▸ **What you will do**
Pick out each line containing the string "from" and copy it.

- - - -

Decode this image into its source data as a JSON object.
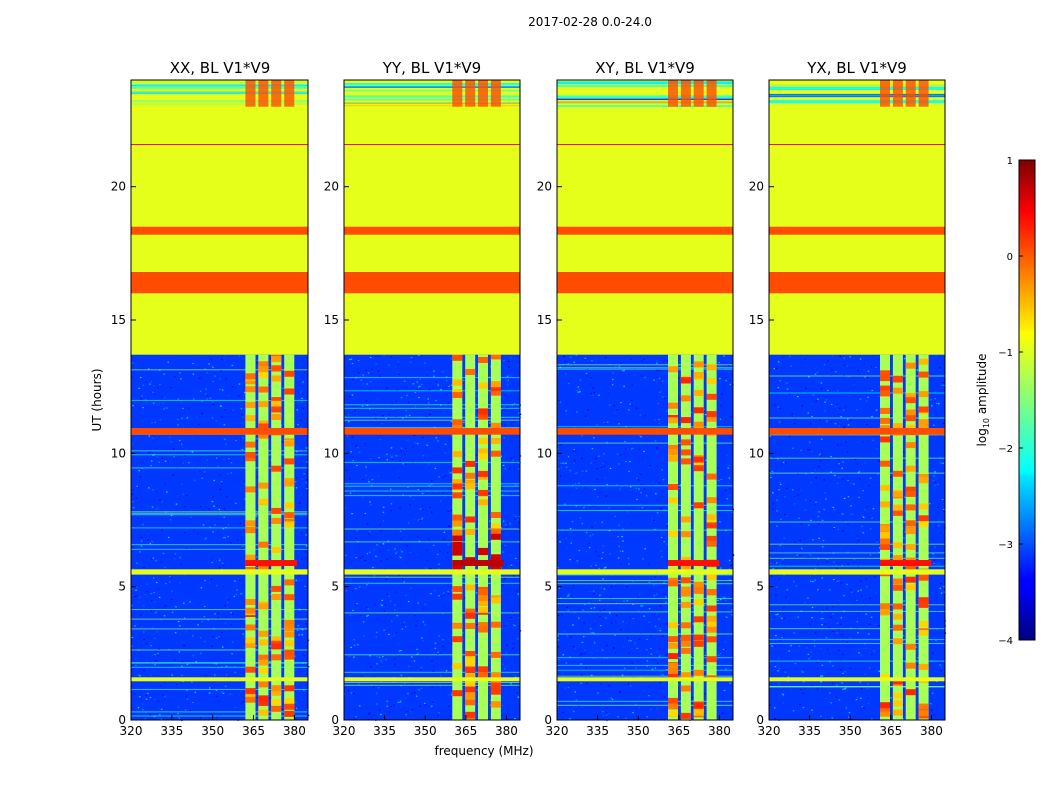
{
  "chart_data": {
    "type": "heatmap",
    "suptitle": "2017-02-28 0.0-24.0",
    "xlabel": "frequency (MHz)",
    "ylabel": "UT (hours)",
    "xlim": [
      320,
      385
    ],
    "ylim": [
      0,
      24
    ],
    "xticks": [
      "320",
      "335",
      "350",
      "365",
      "380"
    ],
    "yticks": [
      "0",
      "5",
      "10",
      "15",
      "20"
    ],
    "panels": [
      {
        "title": "XX, BL V1*V9",
        "band_start": 362,
        "band_end": 381,
        "strong_band": false
      },
      {
        "title": "YY, BL V1*V9",
        "band_start": 360,
        "band_end": 379,
        "strong_band": true
      },
      {
        "title": "XY, BL V1*V9",
        "band_start": 361,
        "band_end": 380,
        "strong_band": false
      },
      {
        "title": "YX, BL V1*V9",
        "band_start": 361,
        "band_end": 380,
        "strong_band": false
      }
    ],
    "colorbar": {
      "label_prefix": "log",
      "label_sub": "10",
      "label_suffix": " amplitude",
      "range": [
        -4,
        1
      ],
      "ticks": [
        "1",
        "0",
        "−1",
        "−2",
        "−3",
        "−4"
      ],
      "colormap": "jet"
    },
    "row_features": [
      {
        "from": 13.7,
        "to": 24.0,
        "level": -1.0,
        "kind": "flagged"
      },
      {
        "from": 16.0,
        "to": 16.8,
        "level": 0.0,
        "kind": "rfi"
      },
      {
        "from": 18.2,
        "to": 18.5,
        "level": 0.0,
        "kind": "rfi"
      },
      {
        "from": 10.7,
        "to": 10.95,
        "level": 0.0,
        "kind": "rfi"
      },
      {
        "from": 5.45,
        "to": 5.65,
        "level": -1.0,
        "kind": "flagged"
      },
      {
        "from": 1.45,
        "to": 1.6,
        "level": -1.0,
        "kind": "flagged"
      }
    ]
  }
}
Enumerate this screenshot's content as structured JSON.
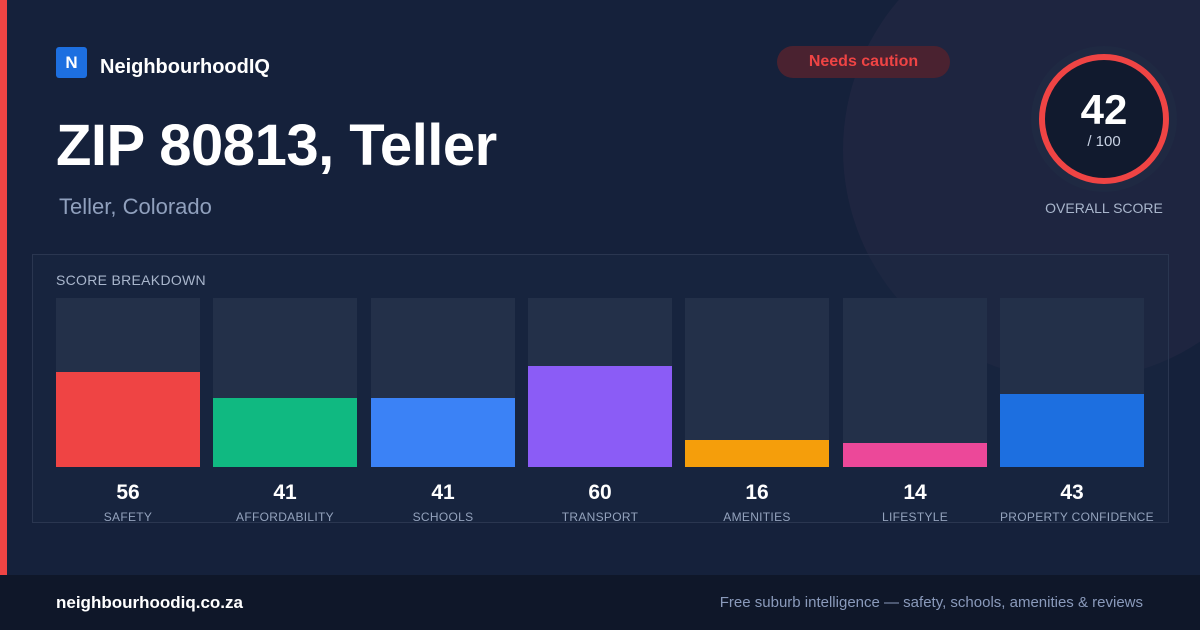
{
  "brand": {
    "logo_letter": "N",
    "name": "NeighbourhoodIQ"
  },
  "header": {
    "title": "ZIP 80813, Teller",
    "subtitle": "Teller, Colorado"
  },
  "badge": {
    "label": "Needs caution",
    "color": "#ef4444"
  },
  "overall": {
    "score": "42",
    "out_of": "/ 100",
    "label": "OVERALL SCORE",
    "value": 42,
    "max": 100
  },
  "breakdown": {
    "title": "SCORE BREAKDOWN"
  },
  "chart_data": {
    "type": "bar",
    "title": "SCORE BREAKDOWN",
    "categories": [
      "SAFETY",
      "AFFORDABILITY",
      "SCHOOLS",
      "TRANSPORT",
      "AMENITIES",
      "LIFESTYLE",
      "PROPERTY CONFIDENCE"
    ],
    "values": [
      56,
      41,
      41,
      60,
      16,
      14,
      43
    ],
    "colors": [
      "#ef4444",
      "#10b981",
      "#3b82f6",
      "#8b5cf6",
      "#f59e0b",
      "#ec4899",
      "#1d6fe0"
    ],
    "ylim": [
      0,
      100
    ]
  },
  "footer": {
    "site": "neighbourhoodiq.co.za",
    "tagline": "Free suburb intelligence — safety, schools, amenities & reviews"
  }
}
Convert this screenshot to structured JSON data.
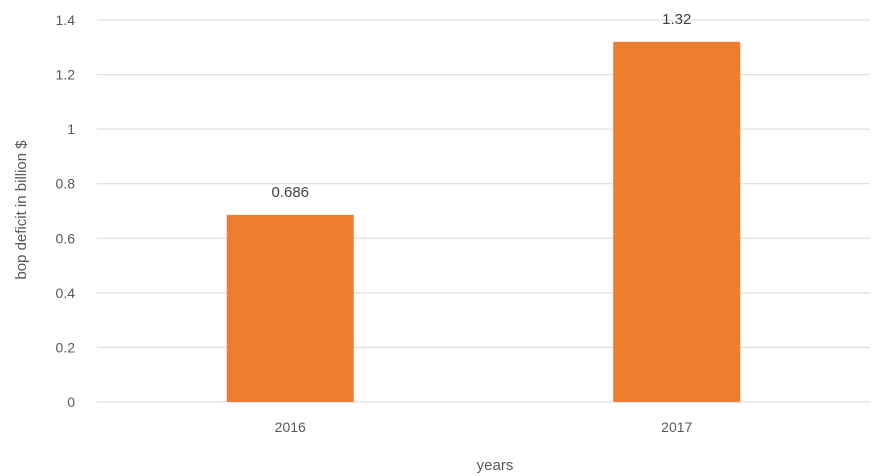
{
  "chart_data": {
    "type": "bar",
    "categories": [
      "2016",
      "2017"
    ],
    "values": [
      0.686,
      1.32
    ],
    "data_labels": [
      "0.686",
      "1.32"
    ],
    "title": "",
    "xlabel": "years",
    "ylabel": "bop deficit in billion $",
    "ylim": [
      0,
      1.4
    ],
    "y_ticks": [
      0,
      0.2,
      0.4,
      0.6,
      0.8,
      1,
      1.2,
      1.4
    ],
    "y_tick_labels": [
      "0",
      "0.2",
      "0.4",
      "0.6",
      "0.8",
      "1",
      "1.2",
      "1.4"
    ],
    "grid": true,
    "legend": "none",
    "colors": {
      "bar": "#ED7D31",
      "grid": "#D9D9D9",
      "text": "#595959"
    }
  }
}
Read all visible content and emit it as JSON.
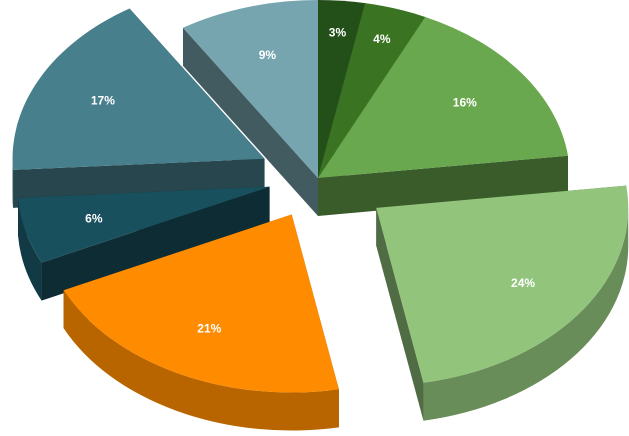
{
  "chart_data": {
    "type": "pie",
    "style": "3d-exploded",
    "title": "",
    "slices": [
      {
        "label": "3%",
        "value": 3,
        "color": "#234f18"
      },
      {
        "label": "4%",
        "value": 4,
        "color": "#3a7321"
      },
      {
        "label": "16%",
        "value": 16,
        "color": "#6aa84f"
      },
      {
        "label": "24%",
        "value": 24,
        "color": "#92c47c"
      },
      {
        "label": "21%",
        "value": 21,
        "color": "#ff8c00"
      },
      {
        "label": "6%",
        "value": 6,
        "color": "#19505e"
      },
      {
        "label": "17%",
        "value": 17,
        "color": "#477f8c"
      },
      {
        "label": "9%",
        "value": 9,
        "color": "#76a5af"
      }
    ]
  }
}
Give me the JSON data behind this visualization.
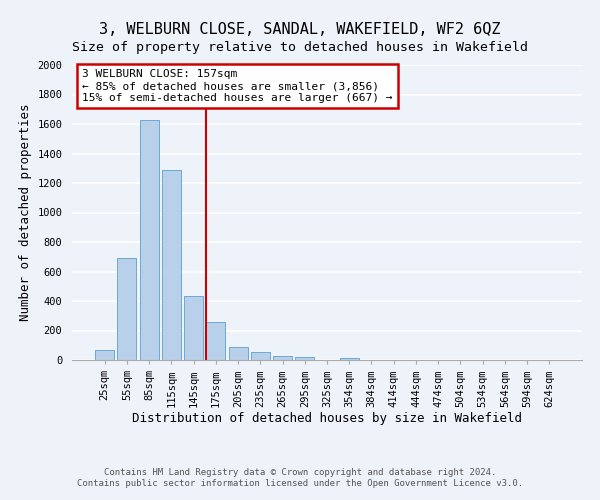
{
  "title": "3, WELBURN CLOSE, SANDAL, WAKEFIELD, WF2 6QZ",
  "subtitle": "Size of property relative to detached houses in Wakefield",
  "xlabel": "Distribution of detached houses by size in Wakefield",
  "ylabel": "Number of detached properties",
  "bar_labels": [
    "25sqm",
    "55sqm",
    "85sqm",
    "115sqm",
    "145sqm",
    "175sqm",
    "205sqm",
    "235sqm",
    "265sqm",
    "295sqm",
    "325sqm",
    "354sqm",
    "384sqm",
    "414sqm",
    "444sqm",
    "474sqm",
    "504sqm",
    "534sqm",
    "564sqm",
    "594sqm",
    "624sqm"
  ],
  "bar_values": [
    65,
    690,
    1630,
    1285,
    435,
    255,
    90,
    52,
    28,
    20,
    0,
    12,
    0,
    0,
    0,
    0,
    0,
    0,
    0,
    0,
    0
  ],
  "bar_color": "#b8d0ea",
  "bar_edge_color": "#6aaad4",
  "ylim": [
    0,
    2000
  ],
  "yticks": [
    0,
    200,
    400,
    600,
    800,
    1000,
    1200,
    1400,
    1600,
    1800,
    2000
  ],
  "vline_x": 4.57,
  "vline_color": "#cc0000",
  "annotation_title": "3 WELBURN CLOSE: 157sqm",
  "annotation_line1": "← 85% of detached houses are smaller (3,856)",
  "annotation_line2": "15% of semi-detached houses are larger (667) →",
  "annotation_box_color": "#cc0000",
  "footer_line1": "Contains HM Land Registry data © Crown copyright and database right 2024.",
  "footer_line2": "Contains public sector information licensed under the Open Government Licence v3.0.",
  "background_color": "#eef2f9",
  "grid_color": "#ffffff",
  "title_fontsize": 11,
  "axis_label_fontsize": 9,
  "tick_fontsize": 7.5,
  "annotation_fontsize": 8,
  "footer_fontsize": 6.5
}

- - - -

▸ **Result for this task**
        "from": 13.7,
        "from": 16.0,
        "from": 18.2,
        "from": 10.7,
        "from": 5.45,
        "from": 1.45,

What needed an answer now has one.